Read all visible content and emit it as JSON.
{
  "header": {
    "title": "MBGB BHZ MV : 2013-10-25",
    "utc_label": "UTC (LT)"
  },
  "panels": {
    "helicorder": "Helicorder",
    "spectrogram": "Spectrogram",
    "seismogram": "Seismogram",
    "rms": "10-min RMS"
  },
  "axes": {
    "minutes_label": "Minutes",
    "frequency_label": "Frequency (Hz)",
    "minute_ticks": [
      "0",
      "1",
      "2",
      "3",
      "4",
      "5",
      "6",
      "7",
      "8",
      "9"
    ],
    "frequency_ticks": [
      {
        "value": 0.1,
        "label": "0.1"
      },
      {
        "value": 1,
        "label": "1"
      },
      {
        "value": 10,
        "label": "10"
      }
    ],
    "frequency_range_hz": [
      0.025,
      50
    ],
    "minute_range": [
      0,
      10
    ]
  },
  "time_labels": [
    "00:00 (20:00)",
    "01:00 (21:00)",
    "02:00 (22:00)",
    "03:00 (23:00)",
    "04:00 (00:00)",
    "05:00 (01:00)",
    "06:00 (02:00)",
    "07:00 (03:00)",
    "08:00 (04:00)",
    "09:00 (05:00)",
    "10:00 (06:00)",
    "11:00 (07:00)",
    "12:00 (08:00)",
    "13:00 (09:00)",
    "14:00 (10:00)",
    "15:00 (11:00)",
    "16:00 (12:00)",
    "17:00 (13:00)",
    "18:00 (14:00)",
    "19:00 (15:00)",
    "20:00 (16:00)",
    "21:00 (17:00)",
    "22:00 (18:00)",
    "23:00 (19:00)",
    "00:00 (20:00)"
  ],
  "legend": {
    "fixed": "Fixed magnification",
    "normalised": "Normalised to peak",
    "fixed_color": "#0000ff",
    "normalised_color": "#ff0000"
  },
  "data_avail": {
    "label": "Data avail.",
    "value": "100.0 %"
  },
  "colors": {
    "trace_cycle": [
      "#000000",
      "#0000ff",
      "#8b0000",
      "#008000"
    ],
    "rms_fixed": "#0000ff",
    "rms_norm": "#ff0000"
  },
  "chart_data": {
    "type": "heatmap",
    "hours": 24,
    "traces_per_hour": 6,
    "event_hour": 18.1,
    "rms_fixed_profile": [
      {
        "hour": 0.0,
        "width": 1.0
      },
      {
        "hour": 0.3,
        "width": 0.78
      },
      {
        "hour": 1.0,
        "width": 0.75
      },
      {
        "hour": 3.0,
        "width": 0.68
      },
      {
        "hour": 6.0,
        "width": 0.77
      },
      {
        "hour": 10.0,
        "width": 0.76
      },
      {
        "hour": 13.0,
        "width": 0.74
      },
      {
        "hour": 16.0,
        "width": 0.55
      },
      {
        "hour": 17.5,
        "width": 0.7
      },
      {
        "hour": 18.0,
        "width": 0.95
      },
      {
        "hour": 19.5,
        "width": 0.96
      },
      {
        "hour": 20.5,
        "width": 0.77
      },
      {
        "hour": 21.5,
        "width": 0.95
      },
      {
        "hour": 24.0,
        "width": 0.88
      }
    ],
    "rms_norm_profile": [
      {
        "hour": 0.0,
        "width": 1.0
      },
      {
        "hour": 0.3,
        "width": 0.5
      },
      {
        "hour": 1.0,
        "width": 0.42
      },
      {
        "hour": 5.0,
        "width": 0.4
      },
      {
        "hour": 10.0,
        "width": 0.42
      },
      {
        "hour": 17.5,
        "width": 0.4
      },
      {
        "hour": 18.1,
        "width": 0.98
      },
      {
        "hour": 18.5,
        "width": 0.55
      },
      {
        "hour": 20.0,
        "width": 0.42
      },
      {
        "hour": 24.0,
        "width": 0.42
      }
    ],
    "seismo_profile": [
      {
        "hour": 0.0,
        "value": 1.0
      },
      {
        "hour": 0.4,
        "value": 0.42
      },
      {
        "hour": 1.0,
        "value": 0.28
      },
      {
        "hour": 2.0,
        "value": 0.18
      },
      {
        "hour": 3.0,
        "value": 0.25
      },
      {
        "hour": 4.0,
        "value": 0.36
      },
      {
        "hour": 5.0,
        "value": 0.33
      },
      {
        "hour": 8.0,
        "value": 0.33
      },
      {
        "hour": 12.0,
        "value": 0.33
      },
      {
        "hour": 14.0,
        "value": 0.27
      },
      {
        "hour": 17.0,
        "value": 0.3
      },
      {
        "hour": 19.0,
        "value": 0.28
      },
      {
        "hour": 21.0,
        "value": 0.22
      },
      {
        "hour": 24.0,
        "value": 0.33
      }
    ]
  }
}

THE REQUEST ->
Output the records exactly, including every line.

PROBLEM SOLUTION ->
Read all visible content and emit it as JSON.
{
  "header": {
    "title": "MBGB BHZ MV : 2013-10-25",
    "utc_label": "UTC (LT)"
  },
  "panels": {
    "helicorder": "Helicorder",
    "spectrogram": "Spectrogram",
    "seismogram": "Seismogram",
    "rms": "10-min RMS"
  },
  "axes": {
    "minutes_label": "Minutes",
    "frequency_label": "Frequency (Hz)",
    "minute_ticks": [
      "0",
      "1",
      "2",
      "3",
      "4",
      "5",
      "6",
      "7",
      "8",
      "9"
    ],
    "frequency_ticks": [
      {
        "value": 0.1,
        "label": "0.1"
      },
      {
        "value": 1,
        "label": "1"
      },
      {
        "value": 10,
        "label": "10"
      }
    ],
    "frequency_range_hz": [
      0.025,
      50
    ],
    "minute_range": [
      0,
      10
    ]
  },
  "time_labels": [
    "00:00 (20:00)",
    "01:00 (21:00)",
    "02:00 (22:00)",
    "03:00 (23:00)",
    "04:00 (00:00)",
    "05:00 (01:00)",
    "06:00 (02:00)",
    "07:00 (03:00)",
    "08:00 (04:00)",
    "09:00 (05:00)",
    "10:00 (06:00)",
    "11:00 (07:00)",
    "12:00 (08:00)",
    "13:00 (09:00)",
    "14:00 (10:00)",
    "15:00 (11:00)",
    "16:00 (12:00)",
    "17:00 (13:00)",
    "18:00 (14:00)",
    "19:00 (15:00)",
    "20:00 (16:00)",
    "21:00 (17:00)",
    "22:00 (18:00)",
    "23:00 (19:00)",
    "00:00 (20:00)"
  ],
  "legend": {
    "fixed": "Fixed magnification",
    "normalised": "Normalised to peak",
    "fixed_color": "#0000ff",
    "normalised_color": "#ff0000"
  },
  "data_avail": {
    "label": "Data avail.",
    "value": "100.0 %"
  },
  "colors": {
    "trace_cycle": [
      "#000000",
      "#0000ff",
      "#8b0000",
      "#008000"
    ],
    "rms_fixed": "#0000ff",
    "rms_norm": "#ff0000"
  },
  "chart_data": {
    "type": "heatmap",
    "hours": 24,
    "traces_per_hour": 6,
    "event_hour": 18.1,
    "rms_fixed_profile": [
      {
        "hour": 0.0,
        "width": 1.0
      },
      {
        "hour": 0.3,
        "width": 0.78
      },
      {
        "hour": 1.0,
        "width": 0.75
      },
      {
        "hour": 3.0,
        "width": 0.68
      },
      {
        "hour": 6.0,
        "width": 0.77
      },
      {
        "hour": 10.0,
        "width": 0.76
      },
      {
        "hour": 13.0,
        "width": 0.74
      },
      {
        "hour": 16.0,
        "width": 0.55
      },
      {
        "hour": 17.5,
        "width": 0.7
      },
      {
        "hour": 18.0,
        "width": 0.95
      },
      {
        "hour": 19.5,
        "width": 0.96
      },
      {
        "hour": 20.5,
        "width": 0.77
      },
      {
        "hour": 21.5,
        "width": 0.95
      },
      {
        "hour": 24.0,
        "width": 0.88
      }
    ],
    "rms_norm_profile": [
      {
        "hour": 0.0,
        "width": 1.0
      },
      {
        "hour": 0.3,
        "width": 0.5
      },
      {
        "hour": 1.0,
        "width": 0.42
      },
      {
        "hour": 5.0,
        "width": 0.4
      },
      {
        "hour": 10.0,
        "width": 0.42
      },
      {
        "hour": 17.5,
        "width": 0.4
      },
      {
        "hour": 18.1,
        "width": 0.98
      },
      {
        "hour": 18.5,
        "width": 0.55
      },
      {
        "hour": 20.0,
        "width": 0.42
      },
      {
        "hour": 24.0,
        "width": 0.42
      }
    ],
    "seismo_profile": [
      {
        "hour": 0.0,
        "value": 1.0
      },
      {
        "hour": 0.4,
        "value": 0.42
      },
      {
        "hour": 1.0,
        "value": 0.28
      },
      {
        "hour": 2.0,
        "value": 0.18
      },
      {
        "hour": 3.0,
        "value": 0.25
      },
      {
        "hour": 4.0,
        "value": 0.36
      },
      {
        "hour": 5.0,
        "value": 0.33
      },
      {
        "hour": 8.0,
        "value": 0.33
      },
      {
        "hour": 12.0,
        "value": 0.33
      },
      {
        "hour": 14.0,
        "value": 0.27
      },
      {
        "hour": 17.0,
        "value": 0.3
      },
      {
        "hour": 19.0,
        "value": 0.28
      },
      {
        "hour": 21.0,
        "value": 0.22
      },
      {
        "hour": 24.0,
        "value": 0.33
      }
    ]
  }
}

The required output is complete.